▶ EXERCISE:
Using the listing below, copy every line that mentions "into".

◇ ◇ ◇ ◇ ◇ ◇ ◇

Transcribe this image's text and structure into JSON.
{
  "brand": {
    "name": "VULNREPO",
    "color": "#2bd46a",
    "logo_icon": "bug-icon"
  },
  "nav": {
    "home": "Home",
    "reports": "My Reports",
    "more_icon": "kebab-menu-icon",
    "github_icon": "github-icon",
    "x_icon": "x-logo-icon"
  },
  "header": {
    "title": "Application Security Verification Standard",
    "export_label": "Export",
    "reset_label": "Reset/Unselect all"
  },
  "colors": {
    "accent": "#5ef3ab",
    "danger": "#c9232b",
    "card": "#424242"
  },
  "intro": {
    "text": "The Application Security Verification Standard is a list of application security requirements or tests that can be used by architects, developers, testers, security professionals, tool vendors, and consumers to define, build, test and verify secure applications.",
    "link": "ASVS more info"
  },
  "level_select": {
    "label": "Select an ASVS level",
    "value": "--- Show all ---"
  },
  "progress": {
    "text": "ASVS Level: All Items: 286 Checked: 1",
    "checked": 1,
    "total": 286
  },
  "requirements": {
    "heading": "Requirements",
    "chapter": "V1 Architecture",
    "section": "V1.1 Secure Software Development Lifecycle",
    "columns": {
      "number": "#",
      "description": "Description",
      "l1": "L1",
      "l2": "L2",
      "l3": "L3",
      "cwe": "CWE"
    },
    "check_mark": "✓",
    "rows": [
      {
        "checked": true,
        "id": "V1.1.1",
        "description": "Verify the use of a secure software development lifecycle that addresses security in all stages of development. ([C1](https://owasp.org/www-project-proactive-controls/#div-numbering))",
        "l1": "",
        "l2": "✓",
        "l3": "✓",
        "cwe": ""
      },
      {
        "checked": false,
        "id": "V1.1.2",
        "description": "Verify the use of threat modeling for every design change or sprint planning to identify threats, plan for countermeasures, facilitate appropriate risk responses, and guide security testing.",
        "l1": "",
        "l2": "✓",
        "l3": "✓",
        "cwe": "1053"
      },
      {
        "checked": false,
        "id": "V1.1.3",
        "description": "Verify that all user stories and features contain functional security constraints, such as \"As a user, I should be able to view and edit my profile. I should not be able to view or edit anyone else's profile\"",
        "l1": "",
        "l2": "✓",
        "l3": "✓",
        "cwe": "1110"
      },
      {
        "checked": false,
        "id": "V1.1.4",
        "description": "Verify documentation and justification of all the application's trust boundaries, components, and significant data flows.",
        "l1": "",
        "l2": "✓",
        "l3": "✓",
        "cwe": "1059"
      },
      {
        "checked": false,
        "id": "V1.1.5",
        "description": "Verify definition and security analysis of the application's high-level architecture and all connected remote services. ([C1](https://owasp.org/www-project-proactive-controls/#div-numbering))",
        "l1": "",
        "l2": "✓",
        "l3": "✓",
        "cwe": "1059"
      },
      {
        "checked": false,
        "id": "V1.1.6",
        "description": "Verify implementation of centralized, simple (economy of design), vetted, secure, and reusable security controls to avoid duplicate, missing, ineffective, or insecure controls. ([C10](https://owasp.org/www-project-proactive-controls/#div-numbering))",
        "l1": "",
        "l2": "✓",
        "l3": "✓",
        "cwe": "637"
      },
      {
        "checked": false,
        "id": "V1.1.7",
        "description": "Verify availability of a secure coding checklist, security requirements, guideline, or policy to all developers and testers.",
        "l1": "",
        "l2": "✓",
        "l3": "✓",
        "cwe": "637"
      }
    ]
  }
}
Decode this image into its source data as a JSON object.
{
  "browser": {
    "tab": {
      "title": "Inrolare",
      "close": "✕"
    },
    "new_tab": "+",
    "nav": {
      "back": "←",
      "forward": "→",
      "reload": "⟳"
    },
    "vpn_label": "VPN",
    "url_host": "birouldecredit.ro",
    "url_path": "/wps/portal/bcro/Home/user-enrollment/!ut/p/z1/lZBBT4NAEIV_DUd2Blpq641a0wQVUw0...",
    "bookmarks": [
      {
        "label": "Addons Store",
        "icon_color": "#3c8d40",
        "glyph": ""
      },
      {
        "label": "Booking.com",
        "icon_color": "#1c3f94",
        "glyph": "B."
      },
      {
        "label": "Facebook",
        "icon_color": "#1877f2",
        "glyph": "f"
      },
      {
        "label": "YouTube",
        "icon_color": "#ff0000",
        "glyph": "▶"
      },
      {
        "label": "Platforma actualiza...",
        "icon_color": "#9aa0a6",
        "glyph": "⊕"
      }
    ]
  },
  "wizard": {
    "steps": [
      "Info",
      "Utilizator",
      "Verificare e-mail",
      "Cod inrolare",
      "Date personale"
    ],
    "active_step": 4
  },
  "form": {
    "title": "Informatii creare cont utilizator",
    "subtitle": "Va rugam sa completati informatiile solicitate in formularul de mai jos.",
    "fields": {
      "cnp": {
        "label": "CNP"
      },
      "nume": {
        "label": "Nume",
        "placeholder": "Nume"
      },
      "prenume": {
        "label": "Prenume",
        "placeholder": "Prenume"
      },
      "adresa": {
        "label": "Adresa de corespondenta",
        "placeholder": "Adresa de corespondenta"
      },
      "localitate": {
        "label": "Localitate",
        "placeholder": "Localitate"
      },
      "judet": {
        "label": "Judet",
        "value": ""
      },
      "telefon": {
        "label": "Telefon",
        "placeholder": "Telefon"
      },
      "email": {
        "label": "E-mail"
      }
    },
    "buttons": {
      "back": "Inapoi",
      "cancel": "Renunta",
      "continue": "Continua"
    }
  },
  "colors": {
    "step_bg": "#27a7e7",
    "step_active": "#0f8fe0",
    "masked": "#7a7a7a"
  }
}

◇ ◇ ◇ ◇ ◇ ◇ ◇

▶ PROBLEM SOLUTION:
Transcribe this image's text and structure into JSON.
Decode this image into its source data as a JSON object.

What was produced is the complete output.